== EXERCISE DETAILS ==
Filter this data down to the lines that hold "UNCLASSIFIED", and copy them.

== RECORDS FOR THIS EXERCISE ==
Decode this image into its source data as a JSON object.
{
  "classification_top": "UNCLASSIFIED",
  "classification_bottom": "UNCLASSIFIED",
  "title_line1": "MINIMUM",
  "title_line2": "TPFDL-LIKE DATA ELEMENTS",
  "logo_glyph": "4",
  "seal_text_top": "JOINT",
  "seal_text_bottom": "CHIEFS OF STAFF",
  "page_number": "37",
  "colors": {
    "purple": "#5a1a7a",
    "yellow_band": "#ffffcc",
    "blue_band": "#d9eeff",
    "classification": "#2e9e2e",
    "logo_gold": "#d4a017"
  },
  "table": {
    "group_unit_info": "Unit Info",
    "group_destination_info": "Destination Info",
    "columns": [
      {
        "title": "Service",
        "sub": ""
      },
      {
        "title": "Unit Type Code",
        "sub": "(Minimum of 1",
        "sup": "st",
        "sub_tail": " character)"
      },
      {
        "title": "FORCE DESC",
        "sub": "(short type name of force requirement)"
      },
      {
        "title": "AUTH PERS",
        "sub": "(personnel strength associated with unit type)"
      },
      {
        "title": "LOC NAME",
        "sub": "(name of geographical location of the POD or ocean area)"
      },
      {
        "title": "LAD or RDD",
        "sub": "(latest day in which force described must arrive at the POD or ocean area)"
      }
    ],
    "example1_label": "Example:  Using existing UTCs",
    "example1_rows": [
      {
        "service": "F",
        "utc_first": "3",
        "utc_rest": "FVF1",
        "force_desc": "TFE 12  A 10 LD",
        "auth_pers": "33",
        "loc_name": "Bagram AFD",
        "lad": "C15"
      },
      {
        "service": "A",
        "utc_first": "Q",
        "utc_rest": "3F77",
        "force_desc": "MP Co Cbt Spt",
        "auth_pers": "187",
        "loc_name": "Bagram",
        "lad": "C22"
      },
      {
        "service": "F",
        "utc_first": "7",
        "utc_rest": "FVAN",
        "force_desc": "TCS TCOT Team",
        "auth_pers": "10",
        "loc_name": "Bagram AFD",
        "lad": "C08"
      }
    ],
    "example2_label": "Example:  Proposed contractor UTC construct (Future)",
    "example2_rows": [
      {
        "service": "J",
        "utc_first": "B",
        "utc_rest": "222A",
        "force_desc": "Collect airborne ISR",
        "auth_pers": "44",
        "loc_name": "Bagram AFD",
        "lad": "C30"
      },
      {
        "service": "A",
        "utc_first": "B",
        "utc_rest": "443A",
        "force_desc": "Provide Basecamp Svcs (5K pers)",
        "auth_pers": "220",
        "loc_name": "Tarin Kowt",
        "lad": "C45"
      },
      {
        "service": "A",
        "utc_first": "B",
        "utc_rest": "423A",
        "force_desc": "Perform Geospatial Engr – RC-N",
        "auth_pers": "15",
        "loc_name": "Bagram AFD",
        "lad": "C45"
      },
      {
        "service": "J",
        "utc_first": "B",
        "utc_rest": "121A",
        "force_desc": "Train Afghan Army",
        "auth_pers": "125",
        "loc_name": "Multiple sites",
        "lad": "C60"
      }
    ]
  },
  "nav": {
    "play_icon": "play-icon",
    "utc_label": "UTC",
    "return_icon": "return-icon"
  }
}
---
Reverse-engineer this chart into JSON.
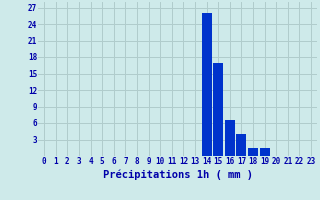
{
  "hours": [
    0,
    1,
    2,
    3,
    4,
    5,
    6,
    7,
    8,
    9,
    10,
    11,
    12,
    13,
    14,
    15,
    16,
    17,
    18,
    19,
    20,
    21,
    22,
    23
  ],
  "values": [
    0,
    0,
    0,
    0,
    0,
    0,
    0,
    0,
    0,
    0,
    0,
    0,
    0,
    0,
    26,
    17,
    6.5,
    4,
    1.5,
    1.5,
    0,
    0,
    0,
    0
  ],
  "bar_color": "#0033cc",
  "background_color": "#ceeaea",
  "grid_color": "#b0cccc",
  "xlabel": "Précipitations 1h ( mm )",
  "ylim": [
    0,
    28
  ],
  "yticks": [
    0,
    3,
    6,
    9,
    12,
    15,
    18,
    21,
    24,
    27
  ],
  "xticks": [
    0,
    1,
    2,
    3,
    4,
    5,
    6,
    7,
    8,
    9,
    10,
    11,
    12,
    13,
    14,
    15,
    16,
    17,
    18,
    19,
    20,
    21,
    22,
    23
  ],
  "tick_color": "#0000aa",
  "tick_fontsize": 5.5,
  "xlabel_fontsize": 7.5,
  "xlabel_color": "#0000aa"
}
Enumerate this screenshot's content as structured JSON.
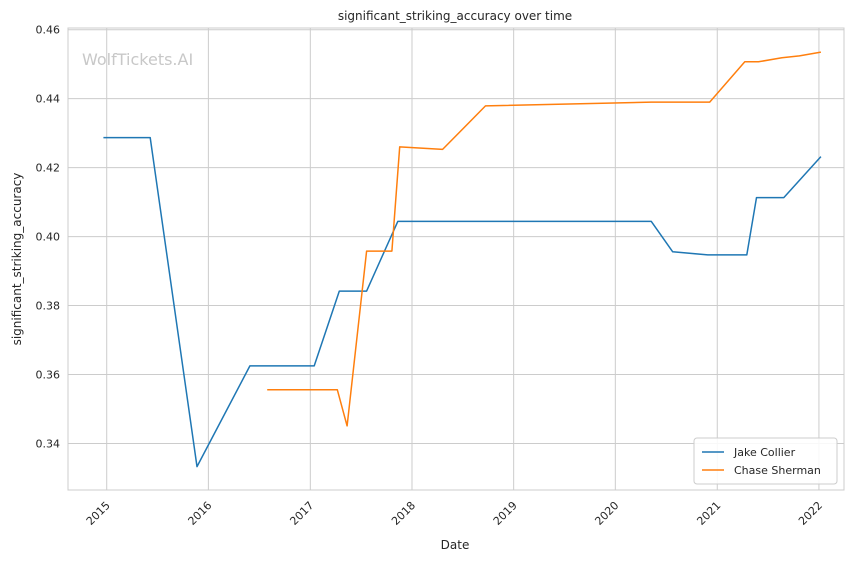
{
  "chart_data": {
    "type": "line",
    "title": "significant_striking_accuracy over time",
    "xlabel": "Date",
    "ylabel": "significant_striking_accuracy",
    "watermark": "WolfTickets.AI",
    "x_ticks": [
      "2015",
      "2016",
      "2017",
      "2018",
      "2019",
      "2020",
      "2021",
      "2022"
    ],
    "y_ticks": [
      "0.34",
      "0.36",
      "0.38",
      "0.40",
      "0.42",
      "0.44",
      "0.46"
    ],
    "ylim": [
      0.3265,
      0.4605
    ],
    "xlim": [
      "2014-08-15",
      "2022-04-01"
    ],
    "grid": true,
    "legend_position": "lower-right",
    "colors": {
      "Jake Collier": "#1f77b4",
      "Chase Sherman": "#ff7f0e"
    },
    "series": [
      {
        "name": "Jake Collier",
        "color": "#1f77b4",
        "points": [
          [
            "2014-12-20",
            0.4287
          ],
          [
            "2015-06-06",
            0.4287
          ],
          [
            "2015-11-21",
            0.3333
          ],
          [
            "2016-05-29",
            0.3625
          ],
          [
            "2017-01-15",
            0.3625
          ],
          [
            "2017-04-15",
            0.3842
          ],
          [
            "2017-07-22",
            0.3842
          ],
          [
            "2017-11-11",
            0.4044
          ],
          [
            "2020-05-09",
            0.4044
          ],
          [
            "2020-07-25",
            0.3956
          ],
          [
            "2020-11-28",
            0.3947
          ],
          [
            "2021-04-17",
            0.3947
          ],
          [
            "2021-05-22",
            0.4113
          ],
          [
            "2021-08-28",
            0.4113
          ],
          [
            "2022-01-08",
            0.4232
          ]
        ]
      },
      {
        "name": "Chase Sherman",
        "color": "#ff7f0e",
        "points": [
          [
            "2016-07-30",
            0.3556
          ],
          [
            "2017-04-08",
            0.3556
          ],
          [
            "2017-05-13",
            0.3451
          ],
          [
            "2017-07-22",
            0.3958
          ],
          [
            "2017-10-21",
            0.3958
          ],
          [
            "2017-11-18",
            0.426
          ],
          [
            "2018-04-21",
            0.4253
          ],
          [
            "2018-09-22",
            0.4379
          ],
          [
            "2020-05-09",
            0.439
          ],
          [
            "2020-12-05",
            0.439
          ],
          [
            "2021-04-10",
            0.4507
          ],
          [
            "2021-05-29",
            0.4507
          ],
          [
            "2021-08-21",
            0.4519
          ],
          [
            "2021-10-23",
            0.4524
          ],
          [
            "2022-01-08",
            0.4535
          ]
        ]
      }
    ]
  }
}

== TASK OUTPUT ==
  "classification_top": "UNCLASSIFIED",
  "classification_bottom": "UNCLASSIFIED",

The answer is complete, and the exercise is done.